- Extracted entries -
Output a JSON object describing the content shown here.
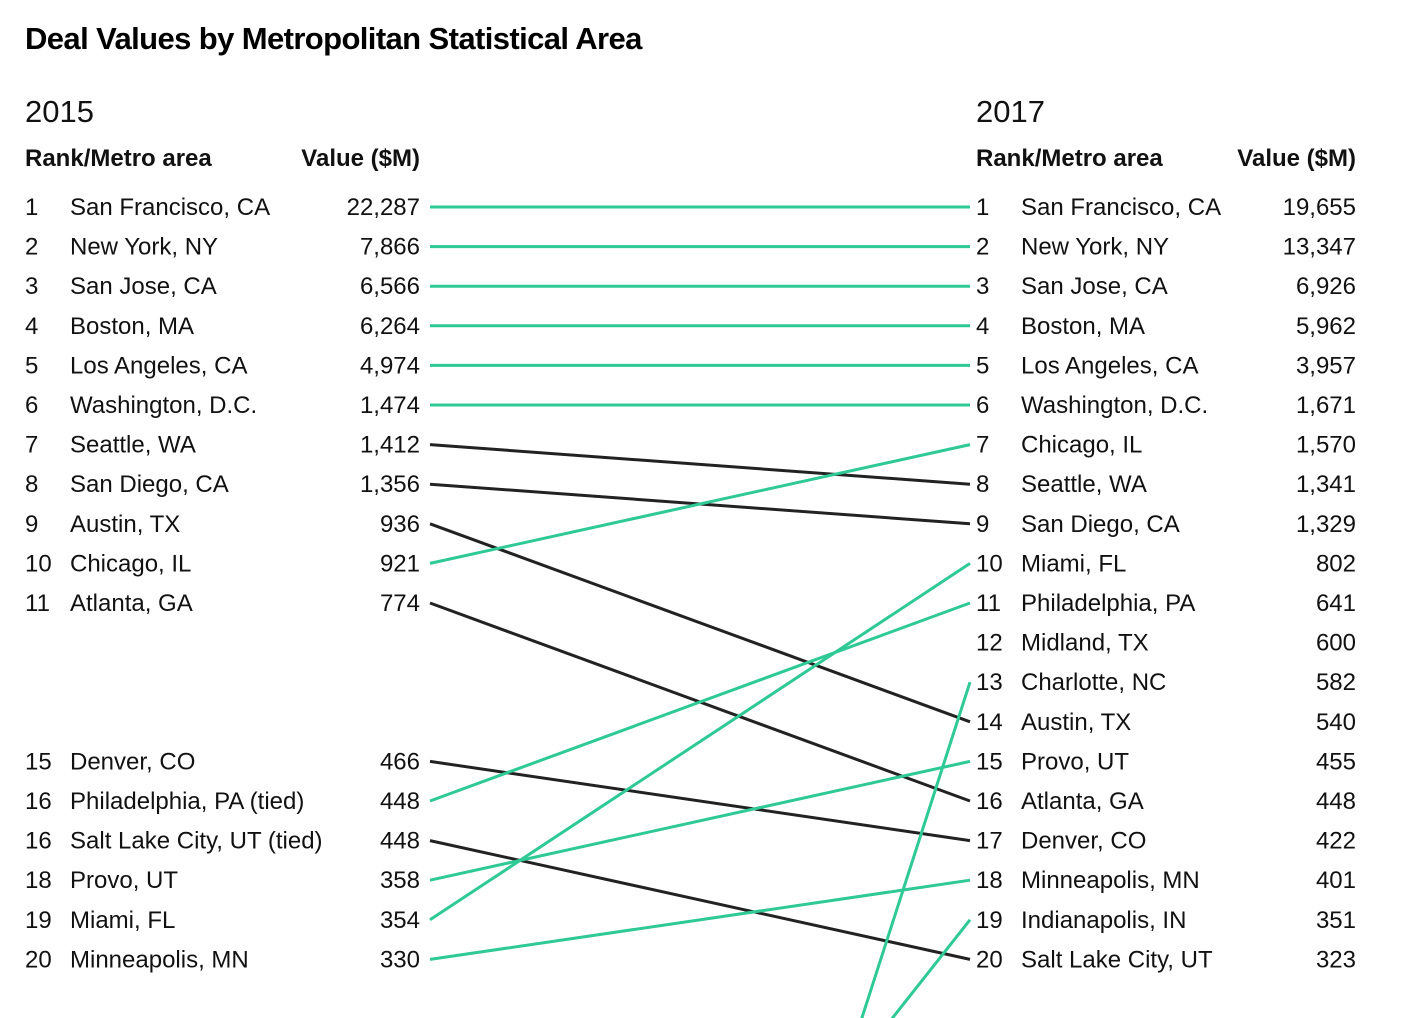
{
  "chart_data": {
    "type": "slope",
    "title": "Deal Values by Metropolitan Statistical Area",
    "left": {
      "year": "2015",
      "rank_header": "Rank/Metro area",
      "value_header": "Value ($M)",
      "rows": [
        {
          "rank": 1,
          "label": "San Francisco, CA",
          "value": "22,287"
        },
        {
          "rank": 2,
          "label": "New York, NY",
          "value": "7,866"
        },
        {
          "rank": 3,
          "label": "San Jose, CA",
          "value": "6,566"
        },
        {
          "rank": 4,
          "label": "Boston, MA",
          "value": "6,264"
        },
        {
          "rank": 5,
          "label": "Los Angeles, CA",
          "value": "4,974"
        },
        {
          "rank": 6,
          "label": "Washington, D.C.",
          "value": "1,474"
        },
        {
          "rank": 7,
          "label": "Seattle, WA",
          "value": "1,412"
        },
        {
          "rank": 8,
          "label": "San Diego, CA",
          "value": "1,356"
        },
        {
          "rank": 9,
          "label": "Austin, TX",
          "value": "936"
        },
        {
          "rank": 10,
          "label": "Chicago, IL",
          "value": "921"
        },
        {
          "rank": 11,
          "label": "Atlanta, GA",
          "value": "774"
        },
        {
          "rank": 15,
          "label": "Denver, CO",
          "value": "466"
        },
        {
          "rank": 16,
          "label": "Philadelphia, PA (tied)",
          "value": "448"
        },
        {
          "rank": 16,
          "label": "Salt Lake City, UT (tied)",
          "value": "448"
        },
        {
          "rank": 18,
          "label": "Provo, UT",
          "value": "358"
        },
        {
          "rank": 19,
          "label": "Miami, FL",
          "value": "354"
        },
        {
          "rank": 20,
          "label": "Minneapolis, MN",
          "value": "330"
        }
      ]
    },
    "right": {
      "year": "2017",
      "rank_header": "Rank/Metro area",
      "value_header": "Value ($M)",
      "rows": [
        {
          "rank": 1,
          "label": "San Francisco, CA",
          "value": "19,655"
        },
        {
          "rank": 2,
          "label": "New York, NY",
          "value": "13,347"
        },
        {
          "rank": 3,
          "label": "San Jose, CA",
          "value": "6,926"
        },
        {
          "rank": 4,
          "label": "Boston, MA",
          "value": "5,962"
        },
        {
          "rank": 5,
          "label": "Los Angeles, CA",
          "value": "3,957"
        },
        {
          "rank": 6,
          "label": "Washington, D.C.",
          "value": "1,671"
        },
        {
          "rank": 7,
          "label": "Chicago, IL",
          "value": "1,570"
        },
        {
          "rank": 8,
          "label": "Seattle, WA",
          "value": "1,341"
        },
        {
          "rank": 9,
          "label": "San Diego, CA",
          "value": "1,329"
        },
        {
          "rank": 10,
          "label": "Miami, FL",
          "value": "802"
        },
        {
          "rank": 11,
          "label": "Philadelphia, PA",
          "value": "641"
        },
        {
          "rank": 12,
          "label": "Midland, TX",
          "value": "600"
        },
        {
          "rank": 13,
          "label": "Charlotte, NC",
          "value": "582"
        },
        {
          "rank": 14,
          "label": "Austin, TX",
          "value": "540"
        },
        {
          "rank": 15,
          "label": "Provo, UT",
          "value": "455"
        },
        {
          "rank": 16,
          "label": "Atlanta, GA",
          "value": "448"
        },
        {
          "rank": 17,
          "label": "Denver, CO",
          "value": "422"
        },
        {
          "rank": 18,
          "label": "Minneapolis, MN",
          "value": "401"
        },
        {
          "rank": 19,
          "label": "Indianapolis, IN",
          "value": "351"
        },
        {
          "rank": 20,
          "label": "Salt Lake City, UT",
          "value": "323"
        }
      ]
    },
    "connections": [
      {
        "from": 1,
        "to": 1,
        "change": "same"
      },
      {
        "from": 2,
        "to": 2,
        "change": "same"
      },
      {
        "from": 3,
        "to": 3,
        "change": "same"
      },
      {
        "from": 4,
        "to": 4,
        "change": "same"
      },
      {
        "from": 5,
        "to": 5,
        "change": "same"
      },
      {
        "from": 6,
        "to": 6,
        "change": "same"
      },
      {
        "from": 7,
        "to": 8,
        "change": "down"
      },
      {
        "from": 8,
        "to": 9,
        "change": "down"
      },
      {
        "from": 9,
        "to": 14,
        "change": "down"
      },
      {
        "from": 10,
        "to": 7,
        "change": "up"
      },
      {
        "from": 11,
        "to": 16,
        "change": "down"
      },
      {
        "from": 15,
        "to": 17,
        "change": "down"
      },
      {
        "from": 16,
        "to": 11,
        "change": "up"
      },
      {
        "from": 16.5,
        "to": 20,
        "change": "down"
      },
      {
        "from": 18,
        "to": 15,
        "change": "up"
      },
      {
        "from": 19,
        "to": 10,
        "change": "up"
      },
      {
        "from": 20,
        "to": 18,
        "change": "up"
      },
      {
        "from": "offscreen",
        "to": 13,
        "change": "up"
      },
      {
        "from": "offscreen",
        "to": 19,
        "change": "up"
      }
    ],
    "colors": {
      "same": "#2ec994",
      "up": "#2ec994",
      "down": "#222222"
    }
  }
}
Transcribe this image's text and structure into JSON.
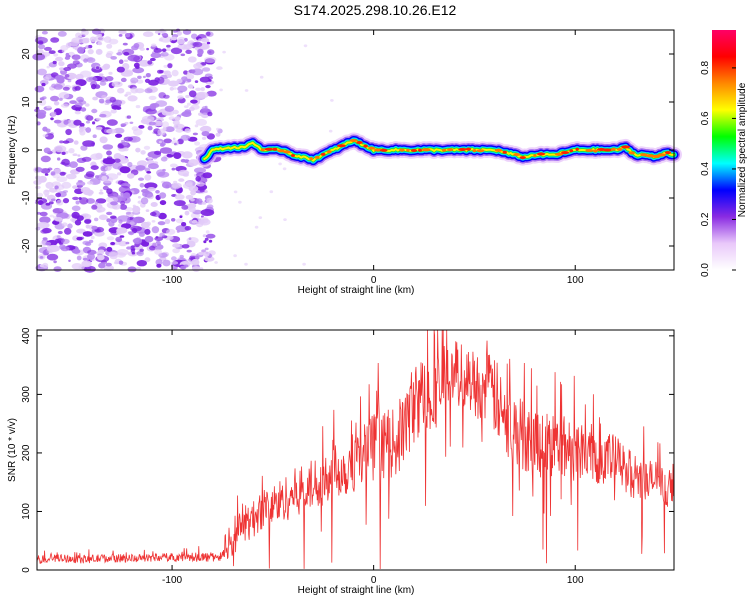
{
  "title": "S174.2025.298.10.26.E12",
  "chart_data": [
    {
      "type": "heatmap",
      "name": "spectrogram",
      "xlabel": "Height of straight line (km)",
      "ylabel": "Frequency (Hz)",
      "xlim": [
        -167,
        149
      ],
      "ylim": [
        -25,
        25
      ],
      "xticks": [
        -100,
        0,
        100
      ],
      "yticks": [
        -20,
        -10,
        0,
        10,
        20
      ],
      "noise_region_x": [
        -167,
        -80
      ],
      "ridge_start_x": -84,
      "ridge": {
        "x": [
          -84,
          -80,
          -75,
          -70,
          -65,
          -60,
          -55,
          -50,
          -45,
          -40,
          -35,
          -30,
          -25,
          -20,
          -15,
          -10,
          -5,
          0,
          10,
          20,
          30,
          40,
          50,
          60,
          70,
          75,
          80,
          85,
          90,
          95,
          100,
          105,
          110,
          115,
          120,
          125,
          130,
          135,
          140,
          145,
          149
        ],
        "y": [
          -2,
          0,
          0.3,
          0.5,
          0.5,
          1.5,
          0,
          0,
          0,
          -1,
          -1.5,
          -2,
          -1,
          0,
          1,
          2,
          1,
          0,
          0,
          0,
          0,
          0,
          0,
          0,
          -1,
          -1.5,
          -1,
          -1,
          -1,
          -0.5,
          0,
          0,
          0,
          0,
          0,
          0.5,
          -1,
          -1,
          -1.5,
          -0.5,
          -1
        ]
      },
      "colorbar": {
        "label": "Normalized spectral amplitude",
        "ticks": [
          "0.0",
          "0.2",
          "0.4",
          "0.6",
          "0.8"
        ],
        "tick_values": [
          0.0,
          0.2,
          0.4,
          0.6,
          0.8
        ],
        "range": [
          0,
          0.95
        ],
        "colors": [
          "#ffffff",
          "#e9c8fa",
          "#8a2be2",
          "#0000ff",
          "#00ffff",
          "#00ff00",
          "#ffff00",
          "#ff8800",
          "#ff0000",
          "#ff0066"
        ]
      }
    },
    {
      "type": "line",
      "name": "snr",
      "xlabel": "Height of straight line (km)",
      "ylabel": "SNR (10 * v/v)",
      "xlim": [
        -167,
        149
      ],
      "ylim": [
        0,
        410
      ],
      "xticks": [
        -100,
        0,
        100
      ],
      "yticks": [
        0,
        100,
        200,
        300,
        400
      ],
      "color": "#ee3333",
      "series": [
        {
          "name": "SNR",
          "x": [
            -167,
            -155,
            -145,
            -135,
            -125,
            -115,
            -105,
            -95,
            -85,
            -80,
            -75,
            -70,
            -65,
            -60,
            -55,
            -50,
            -45,
            -40,
            -35,
            -30,
            -25,
            -20,
            -15,
            -10,
            -5,
            0,
            5,
            10,
            15,
            20,
            25,
            30,
            35,
            40,
            45,
            50,
            55,
            60,
            65,
            70,
            75,
            80,
            85,
            90,
            95,
            100,
            105,
            110,
            115,
            120,
            125,
            130,
            135,
            140,
            145,
            149
          ],
          "y": [
            18,
            20,
            18,
            20,
            20,
            20,
            22,
            22,
            22,
            22,
            24,
            45,
            80,
            85,
            105,
            110,
            120,
            130,
            140,
            145,
            160,
            175,
            170,
            185,
            200,
            210,
            215,
            215,
            240,
            285,
            300,
            300,
            325,
            340,
            330,
            320,
            310,
            300,
            250,
            240,
            230,
            220,
            215,
            215,
            210,
            205,
            210,
            195,
            190,
            190,
            170,
            160,
            150,
            155,
            140,
            125
          ],
          "noise_amplitude": [
            10,
            10,
            10,
            10,
            10,
            10,
            10,
            10,
            12,
            12,
            14,
            30,
            50,
            45,
            50,
            55,
            55,
            60,
            60,
            65,
            70,
            70,
            70,
            75,
            80,
            85,
            85,
            85,
            95,
            100,
            95,
            90,
            90,
            80,
            80,
            80,
            90,
            100,
            90,
            90,
            90,
            90,
            85,
            85,
            80,
            75,
            75,
            70,
            70,
            60,
            60,
            55,
            55,
            50,
            45,
            40
          ]
        }
      ]
    }
  ]
}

- To do -
State how many lines of the records above contain the word "Philadelphia", and give only that number.

- Completed task -
2